国内黄红云教授首先对OECs做了报道。他将4个月以上的引产胎儿的嗅球取下,进行一系列的加工培养纯化后移植到一组临床23例晚期脊髓损伤(Spinal cord injury,SCI)患者,治疗实验的初步报告表明,被治疗的脊髓神经功能均有不同程度的改善,且呈继续改善趋势。随后,他们又进行了进一步临床试验,证明了胚胎嗅鞘细胞移植快速帮助晚期脊髓损伤患者部分神经功能。另有研究将脊髓后角神经元与嗅鞘细胞体外共培养发现,嗅鞘细胞可明显促进胚胎后角神经元的突起生长。这提示嗅鞘细胞移植可能会促进脊髓损伤后自脊髓后角神经元起源的上行传导路及脊髓固有束纤维受损后的再生。国内外进行了大量的临床基础研究证实OECs移植治疗SCI具有良好的应用前景。嗅鞘细胞移植用于治疗SCI有较大的优越性,主要有以下几个方面:嗅鞘细胞对神经细胞有较强的保护作用;具有较强的促进轴索生长的作用;具有引导新生轴索通过胶质疤痕和PNS-CNS边界的作用;能有效促进突触形成并且可自体取材而无损伤;有较强的成髓鞘作用;可作为基因治疗的载体细胞。陈琳等对采用嗅鞘细胞移植手术治疗脊髓损伤171例患者进行了3年随访,未发现任何新的脊髓损伤及肿瘤或新生物生长,说明嗅鞘细胞移植的安全性是有保障的。
发明内容
针对嗅鞘细胞取材困难的问题,本发明提供了一种从自体中鼻甲中分离培养嗅鞘细胞的方法,该方法双阳性嗅鞘细胞比率高。
为实现上述目的,本发明采用如下技术方案。

#### 待完成任务
(a) 关于嗅鞘细胞的文本节选列出了嗅鞘细胞移植治疗SCI的几方面优越性，请逐条写出。
(b) 根据关于嗅鞘细胞的文本节选，陈琳等对多少例患者进行了随访，随访持续多长时间？
(c) 请从关于嗅鞘细胞的文本节选的最后一句之后接着写下去。

#### 提供的列表
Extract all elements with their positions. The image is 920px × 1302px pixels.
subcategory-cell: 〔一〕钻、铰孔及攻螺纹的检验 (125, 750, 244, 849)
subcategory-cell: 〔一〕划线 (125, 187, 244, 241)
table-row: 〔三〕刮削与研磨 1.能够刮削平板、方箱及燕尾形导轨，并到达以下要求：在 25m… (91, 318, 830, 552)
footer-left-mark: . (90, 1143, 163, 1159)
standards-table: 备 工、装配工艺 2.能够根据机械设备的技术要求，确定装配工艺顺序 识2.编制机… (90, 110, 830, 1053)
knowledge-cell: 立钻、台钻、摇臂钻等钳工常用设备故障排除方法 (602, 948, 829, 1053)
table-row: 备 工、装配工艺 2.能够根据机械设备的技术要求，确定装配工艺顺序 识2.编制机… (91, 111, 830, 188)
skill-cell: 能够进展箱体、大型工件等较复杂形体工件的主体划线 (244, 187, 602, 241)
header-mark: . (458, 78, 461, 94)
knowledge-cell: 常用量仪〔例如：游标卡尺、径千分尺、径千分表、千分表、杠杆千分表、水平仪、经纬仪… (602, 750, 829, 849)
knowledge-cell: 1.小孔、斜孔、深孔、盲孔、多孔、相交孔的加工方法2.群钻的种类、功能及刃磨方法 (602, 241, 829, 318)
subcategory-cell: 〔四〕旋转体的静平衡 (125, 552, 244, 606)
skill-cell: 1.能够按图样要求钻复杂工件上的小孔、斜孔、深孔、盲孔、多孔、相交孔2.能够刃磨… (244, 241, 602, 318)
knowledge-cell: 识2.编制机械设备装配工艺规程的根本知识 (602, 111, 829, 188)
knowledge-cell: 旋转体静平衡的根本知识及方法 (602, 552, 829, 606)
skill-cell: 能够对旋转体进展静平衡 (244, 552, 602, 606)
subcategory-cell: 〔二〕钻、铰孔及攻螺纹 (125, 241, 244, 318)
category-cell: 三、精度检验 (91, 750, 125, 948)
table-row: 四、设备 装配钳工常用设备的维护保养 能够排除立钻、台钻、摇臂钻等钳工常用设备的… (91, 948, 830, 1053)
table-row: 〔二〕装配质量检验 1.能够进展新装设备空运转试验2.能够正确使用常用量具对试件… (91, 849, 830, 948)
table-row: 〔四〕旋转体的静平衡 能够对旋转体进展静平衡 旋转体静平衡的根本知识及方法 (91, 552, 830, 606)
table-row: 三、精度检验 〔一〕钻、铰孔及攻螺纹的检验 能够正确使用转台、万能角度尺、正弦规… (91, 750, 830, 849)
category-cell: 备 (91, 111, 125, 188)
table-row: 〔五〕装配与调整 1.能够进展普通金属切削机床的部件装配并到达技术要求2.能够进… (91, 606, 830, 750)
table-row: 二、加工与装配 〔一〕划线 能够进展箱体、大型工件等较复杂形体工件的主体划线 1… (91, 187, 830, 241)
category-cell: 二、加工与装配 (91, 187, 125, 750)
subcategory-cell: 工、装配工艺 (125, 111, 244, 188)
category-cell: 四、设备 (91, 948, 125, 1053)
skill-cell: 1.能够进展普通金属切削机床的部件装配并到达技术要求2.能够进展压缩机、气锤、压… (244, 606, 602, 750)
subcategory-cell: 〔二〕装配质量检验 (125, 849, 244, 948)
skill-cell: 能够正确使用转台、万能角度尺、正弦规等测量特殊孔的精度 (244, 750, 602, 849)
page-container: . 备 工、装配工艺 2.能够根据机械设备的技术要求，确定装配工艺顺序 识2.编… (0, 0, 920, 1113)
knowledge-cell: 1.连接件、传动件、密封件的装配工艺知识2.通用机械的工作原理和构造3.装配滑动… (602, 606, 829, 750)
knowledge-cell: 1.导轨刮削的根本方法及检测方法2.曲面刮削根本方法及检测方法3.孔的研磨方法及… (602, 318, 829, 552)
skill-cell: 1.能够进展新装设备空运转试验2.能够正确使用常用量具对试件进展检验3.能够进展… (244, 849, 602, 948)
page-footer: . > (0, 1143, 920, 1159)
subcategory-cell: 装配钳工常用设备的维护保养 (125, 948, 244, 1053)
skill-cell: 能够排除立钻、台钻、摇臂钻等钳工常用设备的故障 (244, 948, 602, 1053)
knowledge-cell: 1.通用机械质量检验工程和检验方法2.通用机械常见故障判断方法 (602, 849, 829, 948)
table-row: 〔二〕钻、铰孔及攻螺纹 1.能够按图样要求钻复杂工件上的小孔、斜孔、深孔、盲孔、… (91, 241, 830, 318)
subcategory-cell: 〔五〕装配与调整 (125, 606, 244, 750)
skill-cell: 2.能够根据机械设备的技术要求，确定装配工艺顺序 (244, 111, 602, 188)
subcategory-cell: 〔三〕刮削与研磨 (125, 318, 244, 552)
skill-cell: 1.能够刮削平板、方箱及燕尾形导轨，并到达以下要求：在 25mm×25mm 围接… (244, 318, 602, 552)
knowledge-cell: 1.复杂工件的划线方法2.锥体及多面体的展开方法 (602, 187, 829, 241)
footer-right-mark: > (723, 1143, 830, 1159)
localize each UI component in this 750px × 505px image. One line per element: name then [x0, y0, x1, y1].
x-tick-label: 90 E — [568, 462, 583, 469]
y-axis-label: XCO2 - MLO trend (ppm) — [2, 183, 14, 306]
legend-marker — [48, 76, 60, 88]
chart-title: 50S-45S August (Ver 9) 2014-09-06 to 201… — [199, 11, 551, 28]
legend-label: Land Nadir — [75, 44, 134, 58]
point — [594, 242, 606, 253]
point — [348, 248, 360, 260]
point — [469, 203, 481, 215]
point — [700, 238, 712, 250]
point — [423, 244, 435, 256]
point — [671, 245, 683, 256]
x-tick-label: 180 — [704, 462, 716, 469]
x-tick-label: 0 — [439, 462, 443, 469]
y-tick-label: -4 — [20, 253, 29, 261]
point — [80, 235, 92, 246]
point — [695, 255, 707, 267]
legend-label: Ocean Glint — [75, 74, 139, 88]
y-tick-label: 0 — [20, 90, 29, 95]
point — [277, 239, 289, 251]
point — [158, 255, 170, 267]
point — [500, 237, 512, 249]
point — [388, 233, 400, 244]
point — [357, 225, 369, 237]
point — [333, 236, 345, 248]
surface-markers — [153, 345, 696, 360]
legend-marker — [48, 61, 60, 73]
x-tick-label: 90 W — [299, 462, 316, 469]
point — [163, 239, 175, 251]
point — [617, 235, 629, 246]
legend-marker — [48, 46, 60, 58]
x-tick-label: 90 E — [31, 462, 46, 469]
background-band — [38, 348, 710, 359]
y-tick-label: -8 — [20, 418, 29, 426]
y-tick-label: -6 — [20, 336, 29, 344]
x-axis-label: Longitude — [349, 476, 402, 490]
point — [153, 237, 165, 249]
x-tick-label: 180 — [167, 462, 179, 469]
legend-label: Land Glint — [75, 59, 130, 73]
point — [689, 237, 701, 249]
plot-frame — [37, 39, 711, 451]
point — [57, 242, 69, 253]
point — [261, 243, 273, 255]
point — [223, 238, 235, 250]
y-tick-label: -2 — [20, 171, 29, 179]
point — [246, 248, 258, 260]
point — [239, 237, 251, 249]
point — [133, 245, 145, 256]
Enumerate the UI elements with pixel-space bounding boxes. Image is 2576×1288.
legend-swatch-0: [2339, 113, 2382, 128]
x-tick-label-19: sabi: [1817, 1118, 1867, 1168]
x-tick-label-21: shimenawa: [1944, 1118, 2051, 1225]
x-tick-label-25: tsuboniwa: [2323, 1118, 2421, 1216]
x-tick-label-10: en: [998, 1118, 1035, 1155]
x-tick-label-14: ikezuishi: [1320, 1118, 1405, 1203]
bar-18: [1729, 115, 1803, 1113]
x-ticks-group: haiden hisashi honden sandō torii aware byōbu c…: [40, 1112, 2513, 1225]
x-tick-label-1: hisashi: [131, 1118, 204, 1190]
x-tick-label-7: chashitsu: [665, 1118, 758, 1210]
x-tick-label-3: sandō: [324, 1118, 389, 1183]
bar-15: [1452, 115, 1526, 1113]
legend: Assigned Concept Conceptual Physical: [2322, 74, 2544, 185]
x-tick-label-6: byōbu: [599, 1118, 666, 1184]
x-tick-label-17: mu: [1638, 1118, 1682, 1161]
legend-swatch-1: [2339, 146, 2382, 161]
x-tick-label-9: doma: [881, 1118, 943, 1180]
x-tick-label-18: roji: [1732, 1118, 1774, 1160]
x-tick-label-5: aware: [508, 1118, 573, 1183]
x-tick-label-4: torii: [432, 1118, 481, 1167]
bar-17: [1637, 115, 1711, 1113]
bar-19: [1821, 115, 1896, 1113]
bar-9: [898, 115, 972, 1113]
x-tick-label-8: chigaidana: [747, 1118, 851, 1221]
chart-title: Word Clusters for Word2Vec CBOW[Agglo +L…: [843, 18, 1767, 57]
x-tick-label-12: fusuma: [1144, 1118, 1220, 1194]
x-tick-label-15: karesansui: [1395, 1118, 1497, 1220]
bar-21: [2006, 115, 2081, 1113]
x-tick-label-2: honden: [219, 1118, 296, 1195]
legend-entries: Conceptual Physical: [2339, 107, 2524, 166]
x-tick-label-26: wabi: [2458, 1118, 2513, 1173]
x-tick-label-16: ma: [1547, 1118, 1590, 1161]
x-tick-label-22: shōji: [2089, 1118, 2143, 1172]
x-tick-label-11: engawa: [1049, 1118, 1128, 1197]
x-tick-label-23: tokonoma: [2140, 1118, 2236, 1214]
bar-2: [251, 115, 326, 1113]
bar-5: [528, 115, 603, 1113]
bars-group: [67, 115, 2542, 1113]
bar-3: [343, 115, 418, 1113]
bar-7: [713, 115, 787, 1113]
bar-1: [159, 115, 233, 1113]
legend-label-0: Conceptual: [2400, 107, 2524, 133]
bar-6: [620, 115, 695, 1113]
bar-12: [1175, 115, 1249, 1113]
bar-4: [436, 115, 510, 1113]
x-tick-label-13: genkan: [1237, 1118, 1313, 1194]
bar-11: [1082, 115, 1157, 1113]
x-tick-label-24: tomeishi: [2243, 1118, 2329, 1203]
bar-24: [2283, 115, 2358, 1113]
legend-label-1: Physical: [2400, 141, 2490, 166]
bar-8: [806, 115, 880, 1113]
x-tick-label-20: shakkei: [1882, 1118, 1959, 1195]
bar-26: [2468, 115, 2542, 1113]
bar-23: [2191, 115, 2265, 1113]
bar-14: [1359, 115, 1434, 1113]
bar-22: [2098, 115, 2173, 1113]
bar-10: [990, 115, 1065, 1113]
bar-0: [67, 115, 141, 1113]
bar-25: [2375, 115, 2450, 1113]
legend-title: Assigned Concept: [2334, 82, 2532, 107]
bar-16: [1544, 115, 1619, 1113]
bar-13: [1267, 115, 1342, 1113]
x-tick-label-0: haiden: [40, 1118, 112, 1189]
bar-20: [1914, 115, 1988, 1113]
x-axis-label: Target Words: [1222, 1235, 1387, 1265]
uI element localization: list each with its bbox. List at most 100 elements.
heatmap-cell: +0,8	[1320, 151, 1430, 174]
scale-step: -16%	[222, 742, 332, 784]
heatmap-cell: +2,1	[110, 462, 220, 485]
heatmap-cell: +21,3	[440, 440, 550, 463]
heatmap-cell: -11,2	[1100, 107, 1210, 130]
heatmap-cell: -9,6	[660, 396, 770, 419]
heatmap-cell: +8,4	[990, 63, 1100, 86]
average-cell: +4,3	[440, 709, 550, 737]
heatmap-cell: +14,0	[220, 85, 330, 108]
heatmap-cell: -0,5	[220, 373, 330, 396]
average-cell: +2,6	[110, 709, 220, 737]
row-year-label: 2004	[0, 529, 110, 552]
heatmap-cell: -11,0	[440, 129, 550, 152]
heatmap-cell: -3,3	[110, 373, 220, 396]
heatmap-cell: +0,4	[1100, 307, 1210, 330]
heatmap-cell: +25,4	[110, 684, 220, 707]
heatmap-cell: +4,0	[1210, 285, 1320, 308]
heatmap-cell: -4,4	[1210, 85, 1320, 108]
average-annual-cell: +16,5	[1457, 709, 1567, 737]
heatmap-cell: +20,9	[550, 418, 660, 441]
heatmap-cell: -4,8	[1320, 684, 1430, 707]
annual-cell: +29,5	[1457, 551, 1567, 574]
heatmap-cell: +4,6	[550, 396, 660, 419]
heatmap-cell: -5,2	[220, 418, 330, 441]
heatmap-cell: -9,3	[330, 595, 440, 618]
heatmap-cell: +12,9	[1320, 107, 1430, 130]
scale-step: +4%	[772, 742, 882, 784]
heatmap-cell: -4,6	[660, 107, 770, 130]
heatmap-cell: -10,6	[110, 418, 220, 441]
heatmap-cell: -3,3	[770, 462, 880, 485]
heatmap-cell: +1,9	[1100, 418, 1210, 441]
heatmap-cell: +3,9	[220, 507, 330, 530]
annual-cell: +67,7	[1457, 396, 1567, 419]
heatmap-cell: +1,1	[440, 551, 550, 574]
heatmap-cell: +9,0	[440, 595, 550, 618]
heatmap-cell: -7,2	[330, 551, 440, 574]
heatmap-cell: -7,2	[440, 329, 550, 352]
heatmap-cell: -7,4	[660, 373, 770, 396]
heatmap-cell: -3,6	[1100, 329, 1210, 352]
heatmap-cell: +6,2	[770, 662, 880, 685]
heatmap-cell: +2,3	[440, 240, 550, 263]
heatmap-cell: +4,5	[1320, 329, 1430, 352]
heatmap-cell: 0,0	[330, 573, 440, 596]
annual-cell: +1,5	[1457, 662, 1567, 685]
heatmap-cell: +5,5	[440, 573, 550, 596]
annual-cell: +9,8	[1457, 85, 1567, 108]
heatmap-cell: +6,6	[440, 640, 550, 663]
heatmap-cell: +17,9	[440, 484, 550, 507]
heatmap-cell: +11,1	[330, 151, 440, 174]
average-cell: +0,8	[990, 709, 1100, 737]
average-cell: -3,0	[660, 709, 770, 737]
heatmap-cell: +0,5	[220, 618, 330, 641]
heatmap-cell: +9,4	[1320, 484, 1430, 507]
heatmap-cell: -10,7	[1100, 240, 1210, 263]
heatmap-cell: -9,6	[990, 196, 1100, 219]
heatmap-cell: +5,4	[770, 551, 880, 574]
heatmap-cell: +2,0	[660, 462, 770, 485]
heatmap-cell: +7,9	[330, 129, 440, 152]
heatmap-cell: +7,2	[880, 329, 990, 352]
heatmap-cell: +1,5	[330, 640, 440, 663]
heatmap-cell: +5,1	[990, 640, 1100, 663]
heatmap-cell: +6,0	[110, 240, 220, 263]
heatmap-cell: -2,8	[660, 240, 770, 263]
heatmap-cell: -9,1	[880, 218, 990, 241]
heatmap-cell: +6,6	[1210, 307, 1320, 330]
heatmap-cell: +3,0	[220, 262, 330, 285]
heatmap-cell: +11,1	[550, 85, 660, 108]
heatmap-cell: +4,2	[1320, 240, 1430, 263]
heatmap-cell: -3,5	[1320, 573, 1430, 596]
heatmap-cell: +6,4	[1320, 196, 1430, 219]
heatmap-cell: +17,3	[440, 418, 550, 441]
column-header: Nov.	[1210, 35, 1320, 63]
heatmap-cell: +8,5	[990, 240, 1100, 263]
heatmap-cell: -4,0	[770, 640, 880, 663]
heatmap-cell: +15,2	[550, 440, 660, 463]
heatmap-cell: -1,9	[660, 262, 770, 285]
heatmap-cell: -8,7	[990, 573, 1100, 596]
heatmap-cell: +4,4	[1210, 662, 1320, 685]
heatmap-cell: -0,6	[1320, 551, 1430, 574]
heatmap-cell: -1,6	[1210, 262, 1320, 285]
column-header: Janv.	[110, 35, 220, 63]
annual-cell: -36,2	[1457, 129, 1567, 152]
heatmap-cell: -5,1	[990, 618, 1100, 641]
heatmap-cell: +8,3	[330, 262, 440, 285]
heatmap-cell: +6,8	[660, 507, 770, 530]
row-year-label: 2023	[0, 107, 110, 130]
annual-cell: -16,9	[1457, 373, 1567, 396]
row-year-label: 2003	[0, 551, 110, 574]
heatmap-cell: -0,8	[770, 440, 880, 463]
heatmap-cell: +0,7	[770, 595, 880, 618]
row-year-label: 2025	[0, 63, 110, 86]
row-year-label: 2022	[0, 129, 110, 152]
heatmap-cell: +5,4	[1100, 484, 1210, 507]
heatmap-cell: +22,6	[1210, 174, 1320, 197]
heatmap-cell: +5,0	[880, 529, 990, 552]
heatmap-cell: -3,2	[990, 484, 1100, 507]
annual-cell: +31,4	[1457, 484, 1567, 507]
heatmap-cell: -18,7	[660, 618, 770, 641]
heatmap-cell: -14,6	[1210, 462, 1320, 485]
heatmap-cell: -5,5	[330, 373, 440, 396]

#### 任务答复
(a)
1. 对神经细胞有较强的保护作用
2. 具有较强的促进轴索生长的作用
3. 具有引导新生轴索通过胶质疤痕和PNS-CNS边界的作用
4. 能有效促进突触形成，并且可自体取材而无损伤
5. 有较强的成髓鞘作用
6. 可作为基因治疗的载体细胞

(b) 171例患者，随访3年。

(c)
一种培养中鼻甲来源嗅鞘细胞的方法,包括以下步骤:
(1)细胞消化:将中鼻甲粘膜清洗后,以蛋白酶消化;然后将中鼻甲粘膜剥去上皮层后剪碎,以胶原酶消化;
(2)原代培养:将步骤(1)获得的材料清洗后,接种于培养皿内进行原代培养,获得原代细胞;
(3)加压筛选:原代细胞传代后,一代细胞生长至50%融合度后进行加压筛选;
(4)传代培养:细胞加压筛选后,以传代培养基进行传代。
优选地,中鼻甲粘膜的面积为1-2cm2。所述蛋白酶优选为中性蛋白酶Ⅱ;消化时间优选为30min;所述胶原酶优选为胶原酶Ⅳ;消化时间优选为30-45min。所述步骤(1)中清洗液优选为每升含有Antibiotic-Antimycotic mixture(1:100)10 mL的DPBS平衡盐溶液。
所述步骤(2)中原代培养的操作优选为原代培养的前5d不对细胞做任何处理;原代培养5d后,每隔2-3d进行半量换液。所述原代培养基为每500mL含有胎牛血清50 mL,L-谷氨酰胺2 mM,Antibiotic-Antimycotic mixture(1:100)5 mL 的DMEM/ F-12培养基。
所述加压筛选的试剂为Arb-C(阿糖胞苷);浓度为2.5-5μg/mL;筛选时间为40-64h。加压筛选的细胞浓度优选为0.5-1×106个/mL。
可选地,进行传代的细胞融合度为90-100%;传代方式为一传二。传代培养每隔2-3d半量换液一次。
所述传代培养基包含DMEM/ F-12 培养基250 mL,胎牛血清50 mL,50%内皮祖细胞条件培养基(EPC-CM)250mL,BPE 20μg/mL,Forskolin 2uM,L-谷氨酰胺 2 mM,Antibiotic-Antimycotic mixture(1:100)5 mL;其中,Antibiotic- Antimycotic mixture可替换为其他单一或组合抗生素的溶液。所述内皮祖细胞条件培养基为培养过内皮祖细胞3d后的培养基。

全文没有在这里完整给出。